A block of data
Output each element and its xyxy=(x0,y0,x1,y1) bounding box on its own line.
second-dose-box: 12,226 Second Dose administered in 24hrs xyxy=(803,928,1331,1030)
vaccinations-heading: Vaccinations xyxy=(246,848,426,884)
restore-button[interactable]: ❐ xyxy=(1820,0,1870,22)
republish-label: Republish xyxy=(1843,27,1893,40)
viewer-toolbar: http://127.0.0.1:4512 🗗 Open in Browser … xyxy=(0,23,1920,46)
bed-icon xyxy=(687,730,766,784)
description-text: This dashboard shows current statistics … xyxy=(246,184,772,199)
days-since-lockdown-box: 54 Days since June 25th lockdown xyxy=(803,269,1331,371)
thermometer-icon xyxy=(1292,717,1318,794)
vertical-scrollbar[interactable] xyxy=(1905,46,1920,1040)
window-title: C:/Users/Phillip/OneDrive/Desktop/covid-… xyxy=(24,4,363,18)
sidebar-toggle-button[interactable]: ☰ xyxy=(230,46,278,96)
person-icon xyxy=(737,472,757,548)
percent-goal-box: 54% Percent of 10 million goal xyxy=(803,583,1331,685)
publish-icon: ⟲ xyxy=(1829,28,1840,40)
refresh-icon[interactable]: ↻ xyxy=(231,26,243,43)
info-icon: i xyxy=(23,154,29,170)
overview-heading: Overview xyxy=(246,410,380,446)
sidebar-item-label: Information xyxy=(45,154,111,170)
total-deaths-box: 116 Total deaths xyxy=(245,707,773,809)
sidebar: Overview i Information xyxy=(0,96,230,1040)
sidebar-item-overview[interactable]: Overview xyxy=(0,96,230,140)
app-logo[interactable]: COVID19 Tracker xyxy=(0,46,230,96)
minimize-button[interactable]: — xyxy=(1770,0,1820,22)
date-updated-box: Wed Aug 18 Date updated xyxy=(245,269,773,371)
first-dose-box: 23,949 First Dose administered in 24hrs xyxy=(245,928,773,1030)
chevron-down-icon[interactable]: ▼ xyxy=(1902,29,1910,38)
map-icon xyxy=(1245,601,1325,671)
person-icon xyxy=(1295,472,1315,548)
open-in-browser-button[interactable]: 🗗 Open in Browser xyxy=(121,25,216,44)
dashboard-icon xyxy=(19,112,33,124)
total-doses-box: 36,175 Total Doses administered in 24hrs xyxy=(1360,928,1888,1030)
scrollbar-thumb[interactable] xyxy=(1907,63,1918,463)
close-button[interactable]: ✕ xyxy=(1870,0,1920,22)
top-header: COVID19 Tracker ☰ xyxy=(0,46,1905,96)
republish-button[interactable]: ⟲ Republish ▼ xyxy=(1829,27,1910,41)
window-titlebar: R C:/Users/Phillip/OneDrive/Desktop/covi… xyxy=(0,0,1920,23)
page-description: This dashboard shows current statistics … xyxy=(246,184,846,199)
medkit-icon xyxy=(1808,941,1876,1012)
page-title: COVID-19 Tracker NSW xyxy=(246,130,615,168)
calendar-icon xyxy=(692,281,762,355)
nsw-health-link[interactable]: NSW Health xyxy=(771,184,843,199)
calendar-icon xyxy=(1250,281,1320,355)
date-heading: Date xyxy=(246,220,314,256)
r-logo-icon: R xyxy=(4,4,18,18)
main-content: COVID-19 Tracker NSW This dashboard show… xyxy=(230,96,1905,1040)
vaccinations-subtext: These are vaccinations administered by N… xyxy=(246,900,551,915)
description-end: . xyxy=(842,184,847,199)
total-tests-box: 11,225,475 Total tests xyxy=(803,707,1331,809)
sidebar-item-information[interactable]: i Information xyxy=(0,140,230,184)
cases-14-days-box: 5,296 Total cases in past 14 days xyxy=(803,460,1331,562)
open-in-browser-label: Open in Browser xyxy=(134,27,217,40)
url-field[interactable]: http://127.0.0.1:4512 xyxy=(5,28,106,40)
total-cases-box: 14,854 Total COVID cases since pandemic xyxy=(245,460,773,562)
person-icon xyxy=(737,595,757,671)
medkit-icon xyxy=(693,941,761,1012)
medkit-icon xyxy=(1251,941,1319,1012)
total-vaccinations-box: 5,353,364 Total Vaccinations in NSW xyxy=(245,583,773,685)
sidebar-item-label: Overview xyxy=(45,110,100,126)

PROBLEM DESCRIPTION: Write out every line of the records above with no changes, in the same order.

COMPLETE ANSWER:
Output each element and its xyxy=(x0,y0,x1,y1) bounding box on its own line.
second-dose-box: 12,226 Second Dose administered in 24hrs xyxy=(803,928,1331,1030)
vaccinations-heading: Vaccinations xyxy=(246,848,426,884)
restore-button[interactable]: ❐ xyxy=(1820,0,1870,22)
republish-label: Republish xyxy=(1843,27,1893,40)
viewer-toolbar: http://127.0.0.1:4512 🗗 Open in Browser … xyxy=(0,23,1920,46)
bed-icon xyxy=(687,730,766,784)
description-text: This dashboard shows current statistics … xyxy=(246,184,772,199)
days-since-lockdown-box: 54 Days since June 25th lockdown xyxy=(803,269,1331,371)
thermometer-icon xyxy=(1292,717,1318,794)
vertical-scrollbar[interactable] xyxy=(1905,46,1920,1040)
window-title: C:/Users/Phillip/OneDrive/Desktop/covid-… xyxy=(24,4,363,18)
sidebar-toggle-button[interactable]: ☰ xyxy=(230,46,278,96)
person-icon xyxy=(737,472,757,548)
percent-goal-box: 54% Percent of 10 million goal xyxy=(803,583,1331,685)
publish-icon: ⟲ xyxy=(1829,28,1840,40)
refresh-icon[interactable]: ↻ xyxy=(231,26,243,43)
info-icon: i xyxy=(23,154,29,170)
overview-heading: Overview xyxy=(246,410,380,446)
sidebar-item-label: Information xyxy=(45,154,111,170)
total-deaths-box: 116 Total deaths xyxy=(245,707,773,809)
sidebar: Overview i Information xyxy=(0,96,230,1040)
sidebar-item-overview[interactable]: Overview xyxy=(0,96,230,140)
app-logo[interactable]: COVID19 Tracker xyxy=(0,46,230,96)
minimize-button[interactable]: — xyxy=(1770,0,1820,22)
date-updated-box: Wed Aug 18 Date updated xyxy=(245,269,773,371)
first-dose-box: 23,949 First Dose administered in 24hrs xyxy=(245,928,773,1030)
chevron-down-icon[interactable]: ▼ xyxy=(1902,29,1910,38)
map-icon xyxy=(1245,601,1325,671)
person-icon xyxy=(1295,472,1315,548)
open-in-browser-button[interactable]: 🗗 Open in Browser xyxy=(121,25,216,44)
dashboard-icon xyxy=(19,112,33,124)
total-doses-box: 36,175 Total Doses administered in 24hrs xyxy=(1360,928,1888,1030)
scrollbar-thumb[interactable] xyxy=(1907,63,1918,463)
close-button[interactable]: ✕ xyxy=(1870,0,1920,22)
top-header: COVID19 Tracker ☰ xyxy=(0,46,1905,96)
republish-button[interactable]: ⟲ Republish ▼ xyxy=(1829,27,1910,41)
window-titlebar: R C:/Users/Phillip/OneDrive/Desktop/covi… xyxy=(0,0,1920,23)
page-description: This dashboard shows current statistics … xyxy=(246,184,846,199)
medkit-icon xyxy=(1808,941,1876,1012)
page-title: COVID-19 Tracker NSW xyxy=(246,130,615,168)
calendar-icon xyxy=(692,281,762,355)
nsw-health-link[interactable]: NSW Health xyxy=(771,184,843,199)
calendar-icon xyxy=(1250,281,1320,355)
date-heading: Date xyxy=(246,220,314,256)
r-logo-icon: R xyxy=(4,4,18,18)
main-content: COVID-19 Tracker NSW This dashboard show… xyxy=(230,96,1905,1040)
vaccinations-subtext: These are vaccinations administered by N… xyxy=(246,900,551,915)
description-end: . xyxy=(842,184,847,199)
total-tests-box: 11,225,475 Total tests xyxy=(803,707,1331,809)
sidebar-item-information[interactable]: i Information xyxy=(0,140,230,184)
cases-14-days-box: 5,296 Total cases in past 14 days xyxy=(803,460,1331,562)
open-in-browser-label: Open in Browser xyxy=(134,27,217,40)
url-field[interactable]: http://127.0.0.1:4512 xyxy=(5,28,106,40)
total-cases-box: 14,854 Total COVID cases since pandemic xyxy=(245,460,773,562)
person-icon xyxy=(737,595,757,671)
medkit-icon xyxy=(693,941,761,1012)
medkit-icon xyxy=(1251,941,1319,1012)
total-vaccinations-box: 5,353,364 Total Vaccinations in NSW xyxy=(245,583,773,685)
sidebar-item-label: Overview xyxy=(45,110,100,126)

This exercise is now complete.